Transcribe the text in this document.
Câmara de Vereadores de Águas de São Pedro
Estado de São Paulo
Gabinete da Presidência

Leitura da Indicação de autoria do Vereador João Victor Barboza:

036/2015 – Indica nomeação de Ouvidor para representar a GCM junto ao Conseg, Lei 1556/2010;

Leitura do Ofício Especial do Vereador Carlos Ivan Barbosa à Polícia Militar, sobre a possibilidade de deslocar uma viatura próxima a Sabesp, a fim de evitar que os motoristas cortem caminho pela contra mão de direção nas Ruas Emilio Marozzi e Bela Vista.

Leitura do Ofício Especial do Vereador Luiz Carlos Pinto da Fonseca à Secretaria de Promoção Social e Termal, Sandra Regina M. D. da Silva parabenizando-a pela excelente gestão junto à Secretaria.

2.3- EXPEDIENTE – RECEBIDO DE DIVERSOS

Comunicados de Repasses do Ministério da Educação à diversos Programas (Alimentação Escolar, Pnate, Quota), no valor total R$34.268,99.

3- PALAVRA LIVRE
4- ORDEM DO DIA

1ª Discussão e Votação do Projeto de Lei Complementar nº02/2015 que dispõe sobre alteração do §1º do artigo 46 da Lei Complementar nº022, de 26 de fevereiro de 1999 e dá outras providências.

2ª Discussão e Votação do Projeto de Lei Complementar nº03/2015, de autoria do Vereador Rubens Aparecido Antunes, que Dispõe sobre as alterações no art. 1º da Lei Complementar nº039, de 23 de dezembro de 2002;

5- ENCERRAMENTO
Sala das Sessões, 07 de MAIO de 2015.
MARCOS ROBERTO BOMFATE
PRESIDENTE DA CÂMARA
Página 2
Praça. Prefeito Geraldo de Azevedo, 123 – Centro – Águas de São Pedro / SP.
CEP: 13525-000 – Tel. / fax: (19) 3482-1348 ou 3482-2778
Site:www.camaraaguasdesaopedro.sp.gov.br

━━━

AIM OF THE TASK: Search the data above for lines holding "autoria" and copy each of them.

CORRECT RESULT:
Leitura da Indicação de autoria do Vereador João Victor Barboza:
2ª Discussão e Votação do Projeto de Lei Complementar nº03/2015, de autoria do Vereador Rubens Aparecido Antunes, que Dispõe sobre as alterações no art. 1º da Lei Complementar nº039, de 23 de dezembro de 2002;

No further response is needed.